» **EXERCISE MATERIAL**:
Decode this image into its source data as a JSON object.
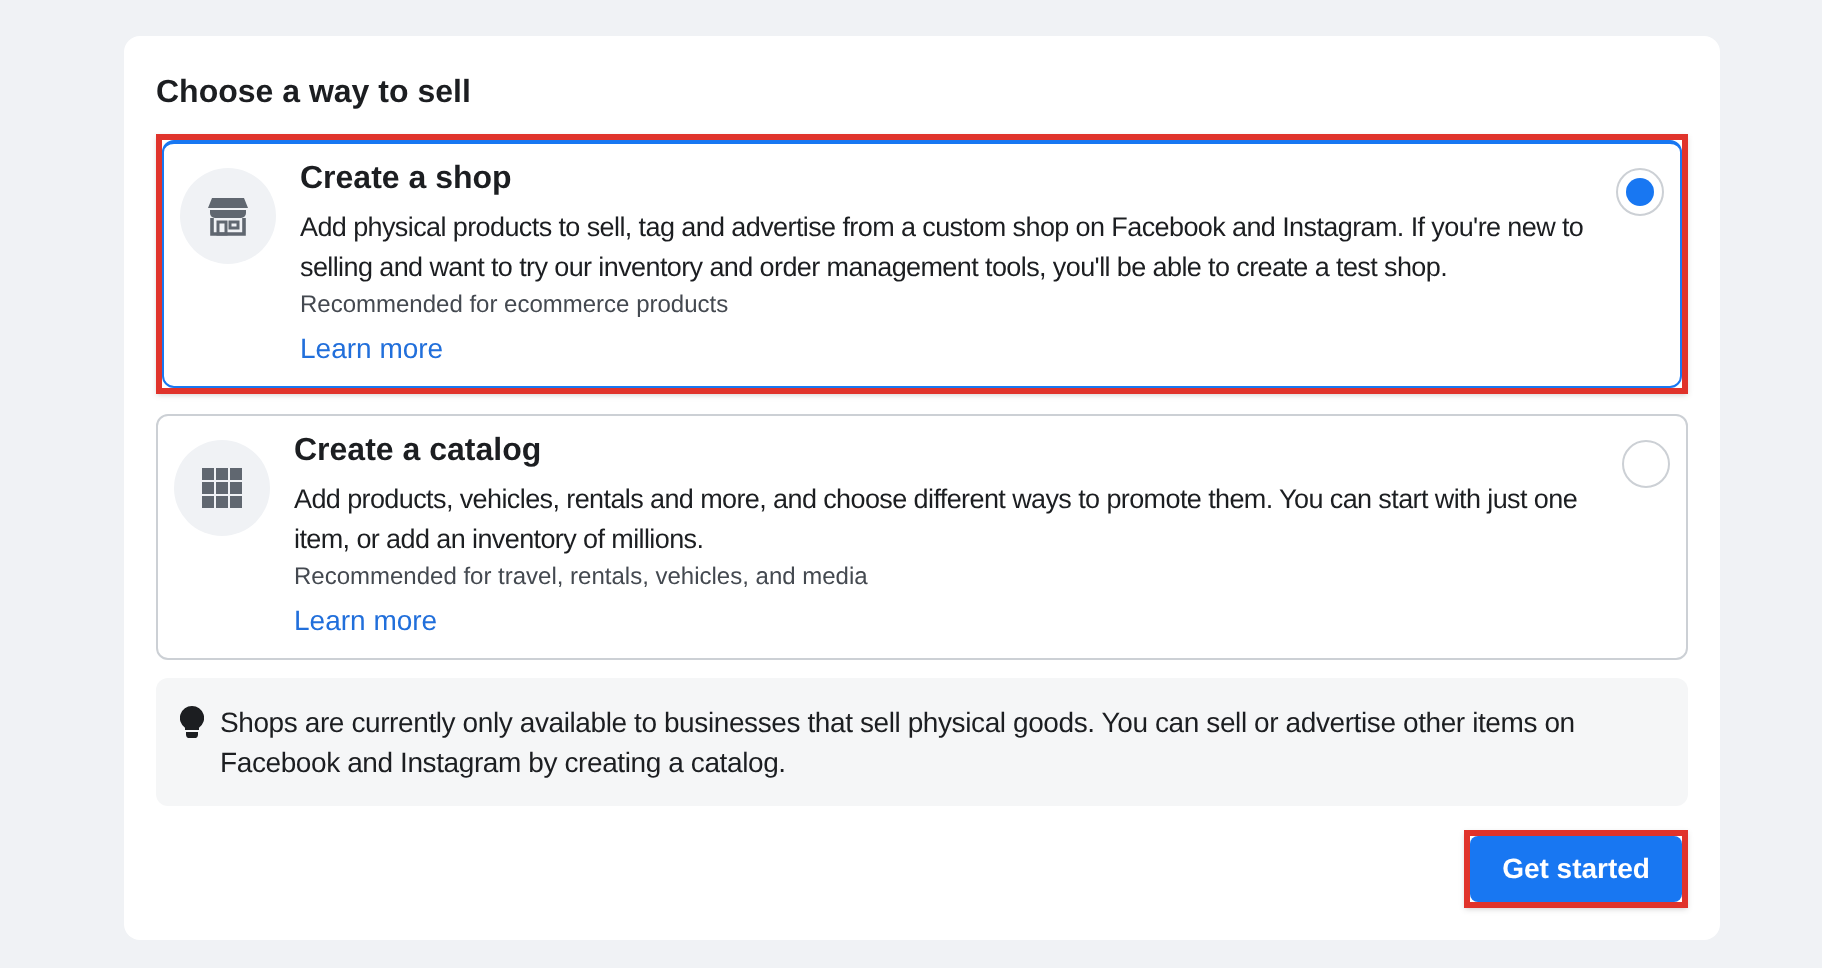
{
  "heading": "Choose a way to sell",
  "options": [
    {
      "kind": "shop",
      "title": "Create a shop",
      "description": "Add physical products to sell, tag and advertise from a custom shop on Facebook and Instagram. If you're new to selling and want to try our inventory and order management tools, you'll be able to create a test shop.",
      "note": "Recommended for ecommerce products",
      "link": "Learn more",
      "selected": true,
      "highlighted": true
    },
    {
      "kind": "grid",
      "title": "Create a catalog",
      "description": "Add products, vehicles, rentals and more, and choose different ways to promote them. You can start with just one item, or add an inventory of millions.",
      "note": "Recommended for travel, rentals, vehicles, and media",
      "link": "Learn more",
      "selected": false,
      "highlighted": false
    }
  ],
  "notice": "Shops are currently only available to businesses that sell physical goods. You can sell or advertise other items on Facebook and Instagram by creating a catalog.",
  "button": {
    "label": "Get started",
    "highlighted": true
  }
}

» **REQUIRED TASK**: Generate a word-for-word copy of the preceding records, excluding all pictures.

» **RESULT FOR THIS EXERCISE**:
Decode this image into its source data as a JSON object.
{
  "heading": "Choose a way to sell",
  "options": [
    {
      "kind": "shop",
      "title": "Create a shop",
      "description": "Add physical products to sell, tag and advertise from a custom shop on Facebook and Instagram. If you're new to selling and want to try our inventory and order management tools, you'll be able to create a test shop.",
      "note": "Recommended for ecommerce products",
      "link": "Learn more",
      "selected": true,
      "highlighted": true
    },
    {
      "kind": "grid",
      "title": "Create a catalog",
      "description": "Add products, vehicles, rentals and more, and choose different ways to promote them. You can start with just one item, or add an inventory of millions.",
      "note": "Recommended for travel, rentals, vehicles, and media",
      "link": "Learn more",
      "selected": false,
      "highlighted": false
    }
  ],
  "notice": "Shops are currently only available to businesses that sell physical goods. You can sell or advertise other items on Facebook and Instagram by creating a catalog.",
  "button": {
    "label": "Get started",
    "highlighted": true
  }
}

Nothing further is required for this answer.